> _Stated task_
The listing below is to be output in its exact form.

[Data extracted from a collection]
>>>>>

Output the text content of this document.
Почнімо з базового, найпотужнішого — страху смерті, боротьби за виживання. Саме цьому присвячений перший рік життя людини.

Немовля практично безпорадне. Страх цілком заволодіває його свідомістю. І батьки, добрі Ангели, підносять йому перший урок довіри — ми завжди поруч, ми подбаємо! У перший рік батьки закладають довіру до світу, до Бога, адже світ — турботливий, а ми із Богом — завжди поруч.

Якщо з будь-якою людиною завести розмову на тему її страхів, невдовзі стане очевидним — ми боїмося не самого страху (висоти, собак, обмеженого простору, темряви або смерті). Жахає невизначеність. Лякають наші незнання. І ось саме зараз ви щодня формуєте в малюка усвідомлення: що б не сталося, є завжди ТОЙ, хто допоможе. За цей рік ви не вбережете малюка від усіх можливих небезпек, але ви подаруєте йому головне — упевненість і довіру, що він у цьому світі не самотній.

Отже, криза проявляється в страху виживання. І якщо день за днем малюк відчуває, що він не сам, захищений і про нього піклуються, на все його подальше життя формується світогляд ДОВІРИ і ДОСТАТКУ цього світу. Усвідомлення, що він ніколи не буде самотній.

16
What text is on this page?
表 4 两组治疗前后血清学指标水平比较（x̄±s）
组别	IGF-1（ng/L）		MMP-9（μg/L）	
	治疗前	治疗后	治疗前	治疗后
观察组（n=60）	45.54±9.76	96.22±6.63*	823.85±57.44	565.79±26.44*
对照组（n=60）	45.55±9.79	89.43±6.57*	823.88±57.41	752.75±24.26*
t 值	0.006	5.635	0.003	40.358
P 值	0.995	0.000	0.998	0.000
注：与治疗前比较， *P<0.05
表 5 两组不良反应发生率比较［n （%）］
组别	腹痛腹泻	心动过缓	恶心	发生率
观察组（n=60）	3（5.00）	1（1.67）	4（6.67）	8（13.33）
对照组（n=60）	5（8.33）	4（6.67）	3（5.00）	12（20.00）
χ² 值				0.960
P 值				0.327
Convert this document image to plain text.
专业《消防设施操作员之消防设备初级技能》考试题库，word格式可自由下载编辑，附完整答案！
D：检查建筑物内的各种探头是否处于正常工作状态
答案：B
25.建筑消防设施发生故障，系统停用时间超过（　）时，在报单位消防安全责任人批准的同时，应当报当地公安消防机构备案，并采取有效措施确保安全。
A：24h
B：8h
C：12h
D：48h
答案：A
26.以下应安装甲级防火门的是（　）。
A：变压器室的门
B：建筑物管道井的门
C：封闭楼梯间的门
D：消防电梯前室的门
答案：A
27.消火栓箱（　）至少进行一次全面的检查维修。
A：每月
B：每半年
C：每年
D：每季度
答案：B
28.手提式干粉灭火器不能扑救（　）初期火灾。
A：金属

<<<<<

> _Answer for the task_
Output the text content of this document.
Почнімо з базового, найпотужнішого — страху смерті, боротьби за виживання. Саме цьому присвячений перший рік життя людини.

Немовля практично безпорадне. Страх цілком заволодіває його свідомістю. І батьки, добрі Ангели, підносять йому перший урок довіри — ми завжди поруч, ми подбаємо! У перший рік батьки закладають довіру до світу, до Бога, адже світ — турботливий, а ми із Богом — завжди поруч.

Якщо з будь-якою людиною завести розмову на тему її страхів, невдовзі стане очевидним — ми боїмося не самого страху (висоти, собак, обмеженого простору, темряви або смерті). Жахає невизначеність. Лякають наші незнання. І ось саме зараз ви щодня формуєте в малюка усвідомлення: що б не сталося, є завжди ТОЙ, хто допоможе. За цей рік ви не вбережете малюка від усіх можливих небезпек, але ви подаруєте йому головне — упевненість і довіру, що він у цьому світі не самотній.

Отже, криза проявляється в страху виживання. І якщо день за днем малюк відчуває, що він не сам, захищений і про нього піклуються, на все його подальше життя формується світогляд ДОВІРИ і ДОСТАТКУ цього світу. Усвідомлення, що він ніколи не буде самотній.

16
What text is on this page?
表 4 两组治疗前后血清学指标水平比较（x̄±s）
组别	IGF-1（ng/L）		MMP-9（μg/L）	
	治疗前	治疗后	治疗前	治疗后
观察组（n=60）	45.54±9.76	96.22±6.63*	823.85±57.44	565.79±26.44*
对照组（n=60）	45.55±9.79	89.43±6.57*	823.88±57.41	752.75±24.26*
t 值	0.006	5.635	0.003	40.358
P 值	0.995	0.000	0.998	0.000
注：与治疗前比较， *P<0.05
表 5 两组不良反应发生率比较［n （%）］
组别	腹痛腹泻	心动过缓	恶心	发生率
观察组（n=60）	3（5.00）	1（1.67）	4（6.67）	8（13.33）
对照组（n=60）	5（8.33）	4（6.67）	3（5.00）	12（20.00）
χ² 值				0.960
P 值				0.327
Convert this document image to plain text.
专业《消防设施操作员之消防设备初级技能》考试题库，word格式可自由下载编辑，附完整答案！
D：检查建筑物内的各种探头是否处于正常工作状态
答案：B
25.建筑消防设施发生故障，系统停用时间超过（　）时，在报单位消防安全责任人批准的同时，应当报当地公安消防机构备案，并采取有效措施确保安全。
A：24h
B：8h
C：12h
D：48h
答案：A
26.以下应安装甲级防火门的是（　）。
A：变压器室的门
B：建筑物管道井的门
C：封闭楼梯间的门
D：消防电梯前室的门
答案：A
27.消火栓箱（　）至少进行一次全面的检查维修。
A：每月
B：每半年
C：每年
D：每季度
答案：B
28.手提式干粉灭火器不能扑救（　）初期火灾。
A：金属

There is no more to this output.